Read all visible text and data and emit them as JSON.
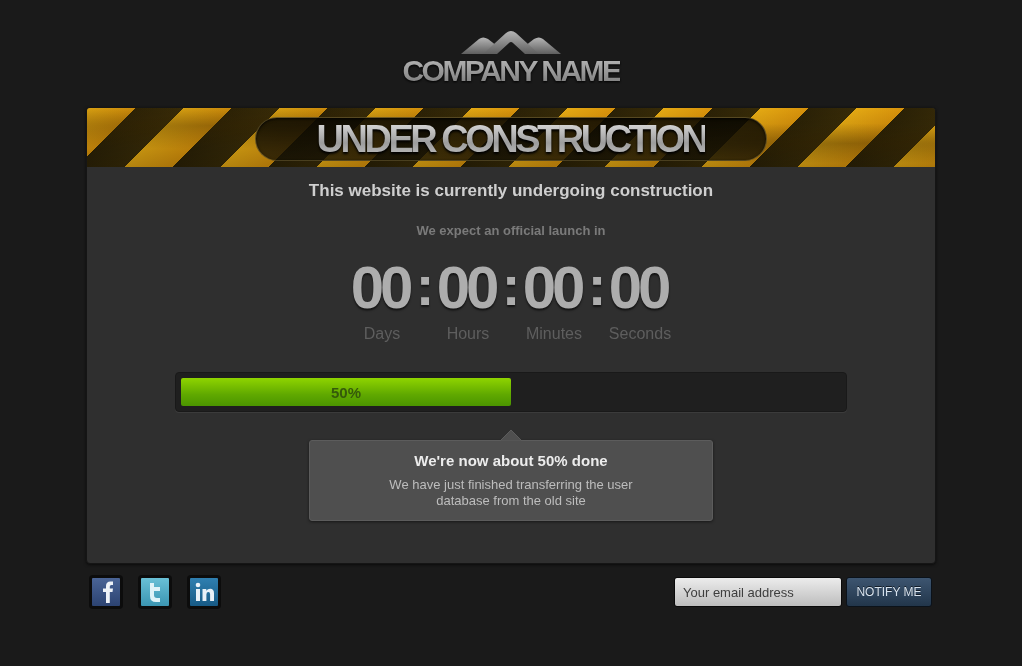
{
  "logo": {
    "text": "COMPANY NAME"
  },
  "banner": {
    "title": "UNDER CONSTRUCTION"
  },
  "headline": "This website is currently undergoing construction",
  "launch_note": "We expect an official launch in",
  "countdown": {
    "units": [
      {
        "value": "00",
        "label": "Days"
      },
      {
        "value": "00",
        "label": "Hours"
      },
      {
        "value": "00",
        "label": "Minutes"
      },
      {
        "value": "00",
        "label": "Seconds"
      }
    ],
    "separators": [
      ":",
      ":",
      ":"
    ]
  },
  "progress": {
    "level": 0.5,
    "label": "50%"
  },
  "tooltip": {
    "title": "We're now about 50% done",
    "text": "We have just finished transferring the user database from the old site"
  },
  "newsletter": {
    "placeholder": "Your email address",
    "button": "NOTIFY ME"
  }
}
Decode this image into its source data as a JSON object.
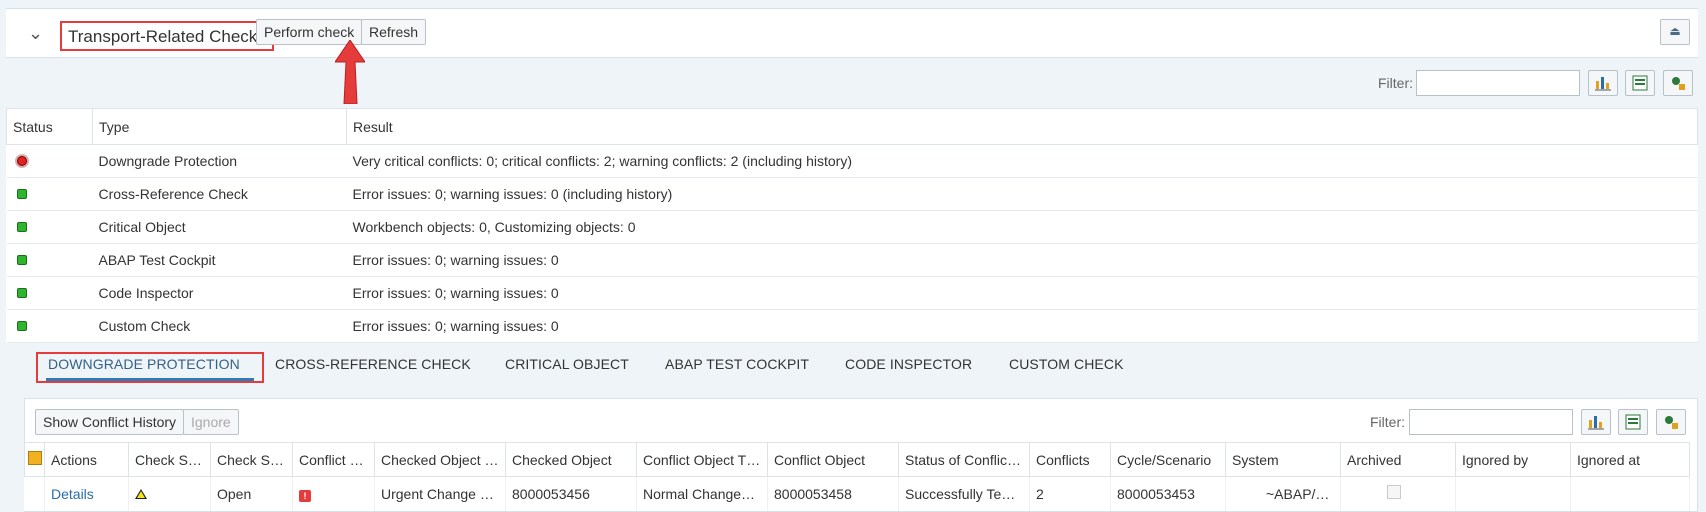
{
  "header": {
    "title": "Transport-Related Checks",
    "perform_check": "Perform check",
    "refresh": "Refresh"
  },
  "filter": {
    "label": "Filter:"
  },
  "checks": {
    "columns": [
      "Status",
      "Type",
      "Result"
    ],
    "rows": [
      {
        "status": "red",
        "type": "Downgrade Protection",
        "result": "Very critical conflicts: 0; critical conflicts: 2; warning conflicts: 2 (including history)"
      },
      {
        "status": "green",
        "type": "Cross-Reference Check",
        "result": "Error issues: 0; warning issues: 0 (including history)"
      },
      {
        "status": "green",
        "type": "Critical Object",
        "result": "Workbench objects: 0, Customizing objects: 0"
      },
      {
        "status": "green",
        "type": "ABAP Test Cockpit",
        "result": "Error issues: 0; warning issues: 0"
      },
      {
        "status": "green",
        "type": "Code Inspector",
        "result": "Error issues: 0; warning issues: 0"
      },
      {
        "status": "green",
        "type": "Custom Check",
        "result": "Error issues: 0; warning issues: 0"
      }
    ]
  },
  "tabs": [
    {
      "label": "DOWNGRADE PROTECTION",
      "active": true
    },
    {
      "label": "CROSS-REFERENCE CHECK"
    },
    {
      "label": "CRITICAL OBJECT"
    },
    {
      "label": "ABAP TEST COCKPIT"
    },
    {
      "label": "CODE INSPECTOR"
    },
    {
      "label": "CUSTOM CHECK"
    }
  ],
  "toolbar2": {
    "show_conflict_history": "Show Conflict History",
    "ignore": "Ignore"
  },
  "grid": {
    "columns": [
      "Actions",
      "Check S…",
      "Check S…",
      "Conflict …",
      "Checked Object …",
      "Checked Object",
      "Conflict Object T…",
      "Conflict Object",
      "Status of Conflic…",
      "Conflicts",
      "Cycle/Scenario",
      "System",
      "Archived",
      "Ignored by",
      "Ignored at"
    ],
    "row": {
      "actions": "Details",
      "check_status_2": "Open",
      "checked_object_type": "Urgent Change …",
      "checked_object": "8000053456",
      "conflict_object_type": "Normal Change…",
      "conflict_object": "8000053458",
      "status_of_conflict": "Successfully Te…",
      "conflicts": "2",
      "cycle": "8000053453",
      "system": "~ABAP/…",
      "ignored_by": "",
      "ignored_at": ""
    }
  }
}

• _Challenge_:
Go through the material above and count the lines that include "title". Give the number alone.

• _Result of the exercise_:
3